DATASET RECORDS:
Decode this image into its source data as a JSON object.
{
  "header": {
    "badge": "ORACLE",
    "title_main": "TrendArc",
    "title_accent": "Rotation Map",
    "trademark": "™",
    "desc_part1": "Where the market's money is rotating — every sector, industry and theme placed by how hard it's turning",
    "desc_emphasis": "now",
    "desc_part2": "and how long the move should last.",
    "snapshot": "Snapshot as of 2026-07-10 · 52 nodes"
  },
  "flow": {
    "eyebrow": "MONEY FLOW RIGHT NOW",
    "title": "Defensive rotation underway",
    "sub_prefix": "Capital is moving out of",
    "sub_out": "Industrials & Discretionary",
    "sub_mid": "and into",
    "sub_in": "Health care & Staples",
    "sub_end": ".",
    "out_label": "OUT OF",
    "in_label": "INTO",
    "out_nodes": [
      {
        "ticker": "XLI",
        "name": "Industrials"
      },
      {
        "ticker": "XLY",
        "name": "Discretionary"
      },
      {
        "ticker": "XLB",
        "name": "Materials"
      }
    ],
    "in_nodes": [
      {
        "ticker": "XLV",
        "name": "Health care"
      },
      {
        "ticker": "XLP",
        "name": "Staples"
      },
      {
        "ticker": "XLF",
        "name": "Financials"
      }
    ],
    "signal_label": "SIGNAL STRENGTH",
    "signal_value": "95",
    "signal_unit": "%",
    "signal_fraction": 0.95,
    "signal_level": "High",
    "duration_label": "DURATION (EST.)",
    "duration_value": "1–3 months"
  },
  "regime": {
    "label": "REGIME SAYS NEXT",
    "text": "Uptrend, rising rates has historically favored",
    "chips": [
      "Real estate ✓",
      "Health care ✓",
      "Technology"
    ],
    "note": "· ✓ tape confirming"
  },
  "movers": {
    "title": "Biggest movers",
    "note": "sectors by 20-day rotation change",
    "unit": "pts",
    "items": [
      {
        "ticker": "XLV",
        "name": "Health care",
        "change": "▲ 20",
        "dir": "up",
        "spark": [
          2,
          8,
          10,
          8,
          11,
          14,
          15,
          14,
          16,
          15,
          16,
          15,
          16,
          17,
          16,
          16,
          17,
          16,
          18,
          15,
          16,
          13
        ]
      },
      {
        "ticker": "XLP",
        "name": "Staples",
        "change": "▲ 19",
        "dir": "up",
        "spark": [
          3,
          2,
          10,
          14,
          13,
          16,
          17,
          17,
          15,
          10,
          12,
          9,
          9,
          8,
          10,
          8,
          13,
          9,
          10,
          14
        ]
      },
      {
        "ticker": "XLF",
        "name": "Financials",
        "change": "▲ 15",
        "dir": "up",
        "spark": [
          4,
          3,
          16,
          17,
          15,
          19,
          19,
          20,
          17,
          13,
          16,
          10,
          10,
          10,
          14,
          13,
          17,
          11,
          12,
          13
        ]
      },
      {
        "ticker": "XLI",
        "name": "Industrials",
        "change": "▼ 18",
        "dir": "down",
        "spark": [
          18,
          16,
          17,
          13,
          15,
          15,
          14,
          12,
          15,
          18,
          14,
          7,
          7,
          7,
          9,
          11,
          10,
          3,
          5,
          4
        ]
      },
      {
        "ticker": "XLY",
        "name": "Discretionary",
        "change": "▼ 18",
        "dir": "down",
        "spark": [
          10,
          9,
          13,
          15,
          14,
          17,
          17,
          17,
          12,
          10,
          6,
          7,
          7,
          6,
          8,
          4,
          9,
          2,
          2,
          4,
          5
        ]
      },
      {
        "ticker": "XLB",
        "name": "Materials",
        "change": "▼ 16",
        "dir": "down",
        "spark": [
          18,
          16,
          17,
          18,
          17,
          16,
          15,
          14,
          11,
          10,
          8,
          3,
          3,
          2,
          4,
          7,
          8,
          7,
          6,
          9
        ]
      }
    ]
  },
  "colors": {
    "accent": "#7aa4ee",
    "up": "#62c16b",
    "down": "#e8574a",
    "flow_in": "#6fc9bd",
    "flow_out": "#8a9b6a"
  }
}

WORK TO DO: The records above must be repeated exactly, every one of them.

OUTPUT OF THE EXERCISE:
Decode this image into its source data as a JSON object.
{
  "header": {
    "badge": "ORACLE",
    "title_main": "TrendArc",
    "title_accent": "Rotation Map",
    "trademark": "™",
    "desc_part1": "Where the market's money is rotating — every sector, industry and theme placed by how hard it's turning",
    "desc_emphasis": "now",
    "desc_part2": "and how long the move should last.",
    "snapshot": "Snapshot as of 2026-07-10 · 52 nodes"
  },
  "flow": {
    "eyebrow": "MONEY FLOW RIGHT NOW",
    "title": "Defensive rotation underway",
    "sub_prefix": "Capital is moving out of",
    "sub_out": "Industrials & Discretionary",
    "sub_mid": "and into",
    "sub_in": "Health care & Staples",
    "sub_end": ".",
    "out_label": "OUT OF",
    "in_label": "INTO",
    "out_nodes": [
      {
        "ticker": "XLI",
        "name": "Industrials"
      },
      {
        "ticker": "XLY",
        "name": "Discretionary"
      },
      {
        "ticker": "XLB",
        "name": "Materials"
      }
    ],
    "in_nodes": [
      {
        "ticker": "XLV",
        "name": "Health care"
      },
      {
        "ticker": "XLP",
        "name": "Staples"
      },
      {
        "ticker": "XLF",
        "name": "Financials"
      }
    ],
    "signal_label": "SIGNAL STRENGTH",
    "signal_value": "95",
    "signal_unit": "%",
    "signal_fraction": 0.95,
    "signal_level": "High",
    "duration_label": "DURATION (EST.)",
    "duration_value": "1–3 months"
  },
  "regime": {
    "label": "REGIME SAYS NEXT",
    "text": "Uptrend, rising rates has historically favored",
    "chips": [
      "Real estate ✓",
      "Health care ✓",
      "Technology"
    ],
    "note": "· ✓ tape confirming"
  },
  "movers": {
    "title": "Biggest movers",
    "note": "sectors by 20-day rotation change",
    "unit": "pts",
    "items": [
      {
        "ticker": "XLV",
        "name": "Health care",
        "change": "▲ 20",
        "dir": "up",
        "spark": [
          2,
          8,
          10,
          8,
          11,
          14,
          15,
          14,
          16,
          15,
          16,
          15,
          16,
          17,
          16,
          16,
          17,
          16,
          18,
          15,
          16,
          13
        ]
      },
      {
        "ticker": "XLP",
        "name": "Staples",
        "change": "▲ 19",
        "dir": "up",
        "spark": [
          3,
          2,
          10,
          14,
          13,
          16,
          17,
          17,
          15,
          10,
          12,
          9,
          9,
          8,
          10,
          8,
          13,
          9,
          10,
          14
        ]
      },
      {
        "ticker": "XLF",
        "name": "Financials",
        "change": "▲ 15",
        "dir": "up",
        "spark": [
          4,
          3,
          16,
          17,
          15,
          19,
          19,
          20,
          17,
          13,
          16,
          10,
          10,
          10,
          14,
          13,
          17,
          11,
          12,
          13
        ]
      },
      {
        "ticker": "XLI",
        "name": "Industrials",
        "change": "▼ 18",
        "dir": "down",
        "spark": [
          18,
          16,
          17,
          13,
          15,
          15,
          14,
          12,
          15,
          18,
          14,
          7,
          7,
          7,
          9,
          11,
          10,
          3,
          5,
          4
        ]
      },
      {
        "ticker": "XLY",
        "name": "Discretionary",
        "change": "▼ 18",
        "dir": "down",
        "spark": [
          10,
          9,
          13,
          15,
          14,
          17,
          17,
          17,
          12,
          10,
          6,
          7,
          7,
          6,
          8,
          4,
          9,
          2,
          2,
          4,
          5
        ]
      },
      {
        "ticker": "XLB",
        "name": "Materials",
        "change": "▼ 16",
        "dir": "down",
        "spark": [
          18,
          16,
          17,
          18,
          17,
          16,
          15,
          14,
          11,
          10,
          8,
          3,
          3,
          2,
          4,
          7,
          8,
          7,
          6,
          9
        ]
      }
    ]
  },
  "colors": {
    "accent": "#7aa4ee",
    "up": "#62c16b",
    "down": "#e8574a",
    "flow_in": "#6fc9bd",
    "flow_out": "#8a9b6a"
  }
}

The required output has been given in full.